### Problem requirements
Show every line in the entries below where the word "Force" appears.

Records from a data source:
..........

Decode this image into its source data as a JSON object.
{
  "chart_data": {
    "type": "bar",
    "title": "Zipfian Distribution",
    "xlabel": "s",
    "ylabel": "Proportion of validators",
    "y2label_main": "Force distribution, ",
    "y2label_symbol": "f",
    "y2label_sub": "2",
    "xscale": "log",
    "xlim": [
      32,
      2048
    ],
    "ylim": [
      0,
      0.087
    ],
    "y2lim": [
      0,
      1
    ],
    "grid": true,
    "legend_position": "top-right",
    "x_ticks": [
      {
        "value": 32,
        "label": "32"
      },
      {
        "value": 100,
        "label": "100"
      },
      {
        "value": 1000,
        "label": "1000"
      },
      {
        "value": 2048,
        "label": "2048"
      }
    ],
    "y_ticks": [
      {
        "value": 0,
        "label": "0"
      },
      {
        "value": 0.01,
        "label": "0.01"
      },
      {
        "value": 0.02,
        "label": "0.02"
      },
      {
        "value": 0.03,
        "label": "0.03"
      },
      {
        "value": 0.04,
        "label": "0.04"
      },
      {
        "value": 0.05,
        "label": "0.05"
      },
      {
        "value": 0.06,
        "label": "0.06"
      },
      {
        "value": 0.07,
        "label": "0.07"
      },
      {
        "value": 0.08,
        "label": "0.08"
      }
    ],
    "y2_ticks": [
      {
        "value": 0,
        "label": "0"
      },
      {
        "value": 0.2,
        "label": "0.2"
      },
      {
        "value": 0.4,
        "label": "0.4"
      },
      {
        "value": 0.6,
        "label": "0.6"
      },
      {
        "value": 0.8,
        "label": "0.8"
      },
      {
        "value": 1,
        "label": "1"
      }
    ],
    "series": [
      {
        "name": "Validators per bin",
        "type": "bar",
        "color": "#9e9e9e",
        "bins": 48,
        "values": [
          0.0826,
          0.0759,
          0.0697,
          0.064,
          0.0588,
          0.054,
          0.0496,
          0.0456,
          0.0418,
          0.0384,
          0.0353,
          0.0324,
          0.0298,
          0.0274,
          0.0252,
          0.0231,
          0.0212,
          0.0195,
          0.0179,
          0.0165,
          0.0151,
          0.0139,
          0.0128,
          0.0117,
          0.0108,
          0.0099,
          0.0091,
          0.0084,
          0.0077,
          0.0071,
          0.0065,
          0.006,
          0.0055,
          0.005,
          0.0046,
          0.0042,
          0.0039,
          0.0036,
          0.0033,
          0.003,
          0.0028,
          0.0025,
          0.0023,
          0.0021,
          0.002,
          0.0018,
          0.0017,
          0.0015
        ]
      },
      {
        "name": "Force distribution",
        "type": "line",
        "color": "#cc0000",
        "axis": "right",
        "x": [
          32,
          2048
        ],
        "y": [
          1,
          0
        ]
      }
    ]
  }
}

..........

### Solution
    "y2label_main": "Force distribution, ",
        "name": "Force distribution",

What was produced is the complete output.